§ **EXERCISE**
Using the listing below, report all lines holding the word "title".

— Start of MATERIAL PROVIDED —

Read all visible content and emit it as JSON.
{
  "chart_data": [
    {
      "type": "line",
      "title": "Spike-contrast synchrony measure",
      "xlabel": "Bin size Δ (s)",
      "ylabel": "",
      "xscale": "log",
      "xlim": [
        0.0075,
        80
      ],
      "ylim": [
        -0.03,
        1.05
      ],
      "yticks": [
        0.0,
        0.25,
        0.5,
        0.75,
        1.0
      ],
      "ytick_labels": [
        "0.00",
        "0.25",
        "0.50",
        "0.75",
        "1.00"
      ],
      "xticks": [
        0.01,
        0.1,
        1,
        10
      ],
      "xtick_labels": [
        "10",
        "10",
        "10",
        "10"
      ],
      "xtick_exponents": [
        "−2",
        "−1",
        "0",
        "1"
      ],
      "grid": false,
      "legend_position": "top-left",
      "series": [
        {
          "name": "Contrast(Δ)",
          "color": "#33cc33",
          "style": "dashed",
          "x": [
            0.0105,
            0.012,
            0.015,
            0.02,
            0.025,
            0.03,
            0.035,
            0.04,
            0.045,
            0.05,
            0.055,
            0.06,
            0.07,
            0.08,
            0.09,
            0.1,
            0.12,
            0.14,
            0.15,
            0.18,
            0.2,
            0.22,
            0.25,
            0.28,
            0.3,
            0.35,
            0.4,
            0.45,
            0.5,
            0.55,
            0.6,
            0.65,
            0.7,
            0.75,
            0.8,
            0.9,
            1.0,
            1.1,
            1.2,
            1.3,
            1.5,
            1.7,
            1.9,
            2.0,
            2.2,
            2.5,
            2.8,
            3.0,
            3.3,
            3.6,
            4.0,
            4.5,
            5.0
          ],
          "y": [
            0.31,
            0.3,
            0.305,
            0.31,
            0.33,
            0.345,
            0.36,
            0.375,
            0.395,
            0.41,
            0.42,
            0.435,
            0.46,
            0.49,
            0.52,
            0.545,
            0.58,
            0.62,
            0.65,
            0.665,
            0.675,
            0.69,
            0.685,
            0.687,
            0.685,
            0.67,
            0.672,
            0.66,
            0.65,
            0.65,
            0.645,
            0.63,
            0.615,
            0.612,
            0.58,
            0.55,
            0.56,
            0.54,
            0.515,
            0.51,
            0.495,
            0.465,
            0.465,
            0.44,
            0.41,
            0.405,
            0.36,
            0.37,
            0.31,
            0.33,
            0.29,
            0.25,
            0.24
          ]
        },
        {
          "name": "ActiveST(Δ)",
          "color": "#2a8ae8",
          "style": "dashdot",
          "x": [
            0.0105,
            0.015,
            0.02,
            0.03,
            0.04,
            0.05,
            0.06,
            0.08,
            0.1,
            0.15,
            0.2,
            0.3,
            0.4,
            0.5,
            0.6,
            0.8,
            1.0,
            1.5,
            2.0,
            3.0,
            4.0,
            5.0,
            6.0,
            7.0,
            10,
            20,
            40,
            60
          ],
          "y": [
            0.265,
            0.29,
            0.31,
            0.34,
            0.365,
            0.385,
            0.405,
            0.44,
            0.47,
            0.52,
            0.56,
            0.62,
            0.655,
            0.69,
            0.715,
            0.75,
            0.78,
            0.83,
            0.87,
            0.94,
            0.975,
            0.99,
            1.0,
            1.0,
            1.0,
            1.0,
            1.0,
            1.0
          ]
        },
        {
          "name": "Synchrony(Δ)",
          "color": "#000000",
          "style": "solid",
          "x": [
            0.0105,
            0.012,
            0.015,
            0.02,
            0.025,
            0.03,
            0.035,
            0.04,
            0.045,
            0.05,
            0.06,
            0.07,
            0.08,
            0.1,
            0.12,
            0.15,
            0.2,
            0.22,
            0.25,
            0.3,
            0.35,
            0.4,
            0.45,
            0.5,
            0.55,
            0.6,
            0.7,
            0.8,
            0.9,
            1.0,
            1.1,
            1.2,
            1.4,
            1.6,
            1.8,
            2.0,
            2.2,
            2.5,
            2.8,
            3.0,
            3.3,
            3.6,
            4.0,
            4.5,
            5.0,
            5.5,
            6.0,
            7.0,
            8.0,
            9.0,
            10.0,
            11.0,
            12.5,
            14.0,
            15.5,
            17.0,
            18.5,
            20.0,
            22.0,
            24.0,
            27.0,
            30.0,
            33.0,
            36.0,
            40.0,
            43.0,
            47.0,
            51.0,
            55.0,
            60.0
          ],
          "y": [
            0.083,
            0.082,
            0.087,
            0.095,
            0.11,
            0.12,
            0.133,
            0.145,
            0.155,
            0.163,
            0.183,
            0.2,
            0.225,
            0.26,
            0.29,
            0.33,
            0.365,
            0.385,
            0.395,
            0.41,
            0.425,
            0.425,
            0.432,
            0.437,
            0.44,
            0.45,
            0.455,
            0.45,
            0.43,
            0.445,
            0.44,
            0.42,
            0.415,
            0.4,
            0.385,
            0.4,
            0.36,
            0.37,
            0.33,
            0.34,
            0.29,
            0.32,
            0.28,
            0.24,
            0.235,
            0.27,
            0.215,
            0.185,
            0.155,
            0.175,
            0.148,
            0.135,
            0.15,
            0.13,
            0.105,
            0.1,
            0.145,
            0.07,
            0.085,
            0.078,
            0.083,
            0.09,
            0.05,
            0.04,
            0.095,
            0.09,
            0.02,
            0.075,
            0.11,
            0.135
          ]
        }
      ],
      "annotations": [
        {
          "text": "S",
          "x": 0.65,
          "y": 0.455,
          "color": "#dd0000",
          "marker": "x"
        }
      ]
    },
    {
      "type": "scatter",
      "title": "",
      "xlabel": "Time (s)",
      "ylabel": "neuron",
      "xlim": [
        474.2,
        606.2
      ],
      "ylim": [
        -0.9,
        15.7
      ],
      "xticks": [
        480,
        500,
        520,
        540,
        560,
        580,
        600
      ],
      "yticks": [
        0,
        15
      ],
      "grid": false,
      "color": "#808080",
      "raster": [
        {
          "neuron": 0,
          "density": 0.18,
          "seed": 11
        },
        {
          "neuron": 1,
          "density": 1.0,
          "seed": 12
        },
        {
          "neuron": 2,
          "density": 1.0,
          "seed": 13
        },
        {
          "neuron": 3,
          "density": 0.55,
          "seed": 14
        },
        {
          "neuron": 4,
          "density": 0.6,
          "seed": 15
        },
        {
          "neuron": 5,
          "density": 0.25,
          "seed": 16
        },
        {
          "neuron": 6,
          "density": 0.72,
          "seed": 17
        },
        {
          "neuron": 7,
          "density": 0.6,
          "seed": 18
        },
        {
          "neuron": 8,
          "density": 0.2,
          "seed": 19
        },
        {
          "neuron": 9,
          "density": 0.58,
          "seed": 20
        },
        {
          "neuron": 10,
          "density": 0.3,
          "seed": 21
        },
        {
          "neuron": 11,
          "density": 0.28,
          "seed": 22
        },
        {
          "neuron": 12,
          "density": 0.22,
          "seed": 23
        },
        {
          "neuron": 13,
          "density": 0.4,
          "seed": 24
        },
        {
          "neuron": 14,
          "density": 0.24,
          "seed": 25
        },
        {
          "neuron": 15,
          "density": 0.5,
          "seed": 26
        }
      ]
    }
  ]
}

— End of MATERIAL PROVIDED —

§ **IN RESPONSE**
      "title": "Spike-contrast synchrony measure",
      "title": "",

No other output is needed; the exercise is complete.